_DIRECTIONS FOR THIS TASK_
Read the material below and tally how many lines hold the word "JSON", giving the number and nothing else.
(begin)
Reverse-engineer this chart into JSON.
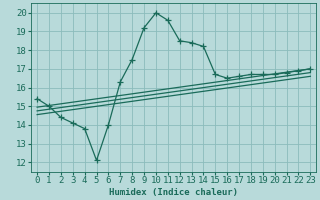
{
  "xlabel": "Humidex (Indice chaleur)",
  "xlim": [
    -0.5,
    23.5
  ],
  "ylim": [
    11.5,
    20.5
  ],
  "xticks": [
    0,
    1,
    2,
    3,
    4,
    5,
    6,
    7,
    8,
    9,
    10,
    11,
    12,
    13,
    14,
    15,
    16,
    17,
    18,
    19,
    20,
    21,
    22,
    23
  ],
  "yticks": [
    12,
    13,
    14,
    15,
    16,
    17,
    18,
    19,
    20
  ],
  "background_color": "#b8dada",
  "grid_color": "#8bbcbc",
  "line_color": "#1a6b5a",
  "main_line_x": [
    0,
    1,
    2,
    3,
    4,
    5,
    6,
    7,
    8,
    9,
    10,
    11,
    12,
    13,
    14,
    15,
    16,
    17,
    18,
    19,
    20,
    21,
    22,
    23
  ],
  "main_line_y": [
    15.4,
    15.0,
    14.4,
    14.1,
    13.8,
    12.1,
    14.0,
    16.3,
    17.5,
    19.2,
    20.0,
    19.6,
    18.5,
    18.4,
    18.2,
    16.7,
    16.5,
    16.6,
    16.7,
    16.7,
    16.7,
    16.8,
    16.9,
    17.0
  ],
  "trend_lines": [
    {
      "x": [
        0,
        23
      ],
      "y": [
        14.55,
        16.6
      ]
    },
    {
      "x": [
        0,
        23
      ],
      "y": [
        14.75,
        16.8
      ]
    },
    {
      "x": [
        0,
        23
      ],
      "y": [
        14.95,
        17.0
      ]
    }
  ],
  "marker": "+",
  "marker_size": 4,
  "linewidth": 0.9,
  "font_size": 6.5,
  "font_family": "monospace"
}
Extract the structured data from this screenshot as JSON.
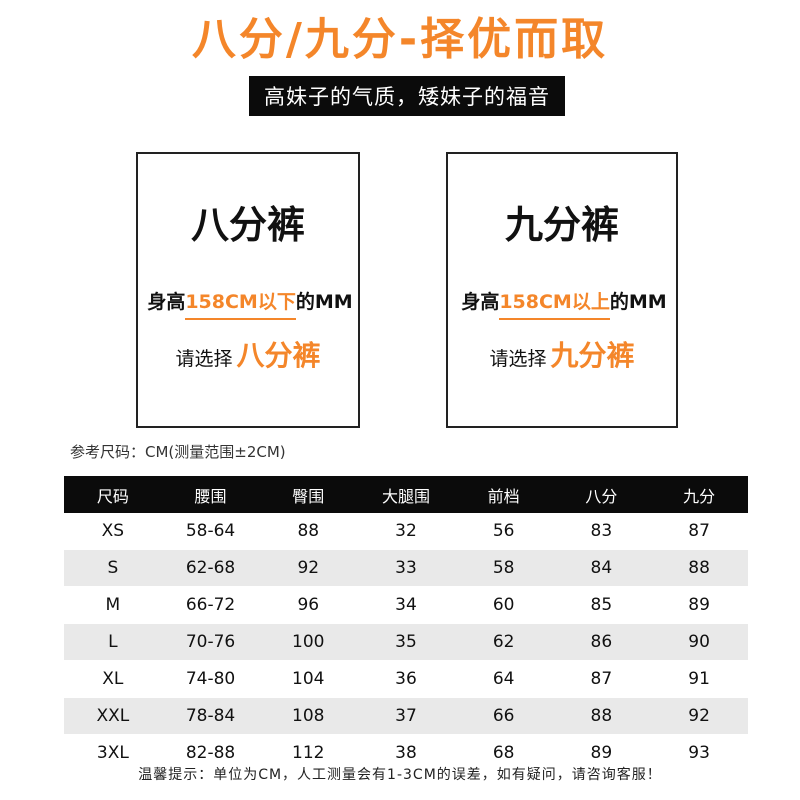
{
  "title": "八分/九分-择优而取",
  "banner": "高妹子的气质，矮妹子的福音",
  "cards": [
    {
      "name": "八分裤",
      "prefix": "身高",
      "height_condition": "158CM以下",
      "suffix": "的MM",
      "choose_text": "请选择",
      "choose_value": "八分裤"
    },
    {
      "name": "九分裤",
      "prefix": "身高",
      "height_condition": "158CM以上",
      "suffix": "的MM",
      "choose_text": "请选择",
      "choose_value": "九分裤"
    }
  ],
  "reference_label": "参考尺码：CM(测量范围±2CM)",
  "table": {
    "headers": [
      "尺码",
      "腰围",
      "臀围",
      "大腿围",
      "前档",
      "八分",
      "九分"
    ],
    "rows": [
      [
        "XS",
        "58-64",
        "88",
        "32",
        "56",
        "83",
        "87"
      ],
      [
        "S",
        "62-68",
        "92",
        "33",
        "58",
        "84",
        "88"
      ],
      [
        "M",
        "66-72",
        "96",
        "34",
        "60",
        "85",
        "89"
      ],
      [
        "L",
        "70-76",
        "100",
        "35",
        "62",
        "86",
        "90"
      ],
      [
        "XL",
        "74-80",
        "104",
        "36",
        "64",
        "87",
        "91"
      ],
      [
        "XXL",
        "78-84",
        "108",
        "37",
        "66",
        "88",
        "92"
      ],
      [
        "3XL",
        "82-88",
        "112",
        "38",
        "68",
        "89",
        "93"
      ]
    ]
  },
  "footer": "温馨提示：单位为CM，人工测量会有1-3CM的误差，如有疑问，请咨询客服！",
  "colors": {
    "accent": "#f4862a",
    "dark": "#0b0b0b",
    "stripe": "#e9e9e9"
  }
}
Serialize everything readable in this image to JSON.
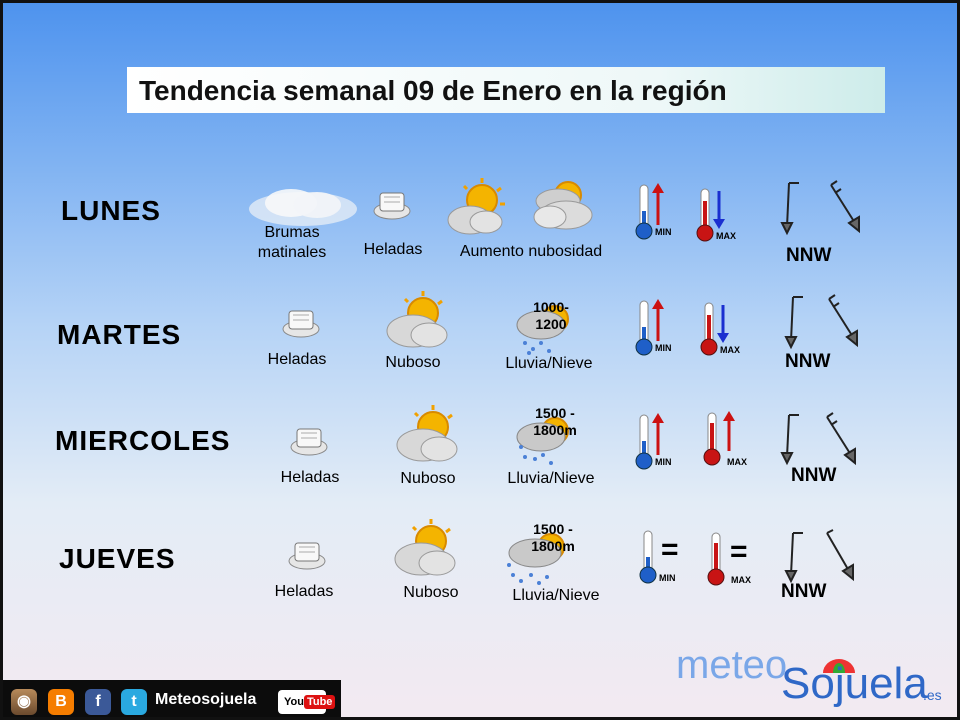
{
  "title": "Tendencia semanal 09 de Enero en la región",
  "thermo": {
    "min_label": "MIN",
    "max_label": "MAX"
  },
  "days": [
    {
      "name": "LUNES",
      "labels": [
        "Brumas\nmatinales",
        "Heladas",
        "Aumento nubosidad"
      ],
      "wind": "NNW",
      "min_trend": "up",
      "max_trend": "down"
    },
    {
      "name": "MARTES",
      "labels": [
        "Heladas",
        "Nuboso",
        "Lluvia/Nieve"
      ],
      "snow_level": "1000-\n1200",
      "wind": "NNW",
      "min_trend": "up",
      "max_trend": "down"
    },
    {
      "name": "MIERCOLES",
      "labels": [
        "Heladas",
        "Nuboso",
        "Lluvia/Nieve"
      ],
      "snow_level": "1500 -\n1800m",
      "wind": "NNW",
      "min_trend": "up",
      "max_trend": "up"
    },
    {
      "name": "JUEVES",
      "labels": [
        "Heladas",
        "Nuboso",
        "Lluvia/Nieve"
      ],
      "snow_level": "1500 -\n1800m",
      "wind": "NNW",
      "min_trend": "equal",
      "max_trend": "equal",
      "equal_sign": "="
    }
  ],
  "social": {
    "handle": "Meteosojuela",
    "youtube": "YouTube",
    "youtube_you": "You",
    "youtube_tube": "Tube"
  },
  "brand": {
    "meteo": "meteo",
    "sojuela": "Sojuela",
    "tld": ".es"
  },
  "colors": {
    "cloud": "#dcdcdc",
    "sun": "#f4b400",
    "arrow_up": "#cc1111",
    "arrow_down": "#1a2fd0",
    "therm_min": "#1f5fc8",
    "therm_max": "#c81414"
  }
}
(end)
_TASK RESULT_
3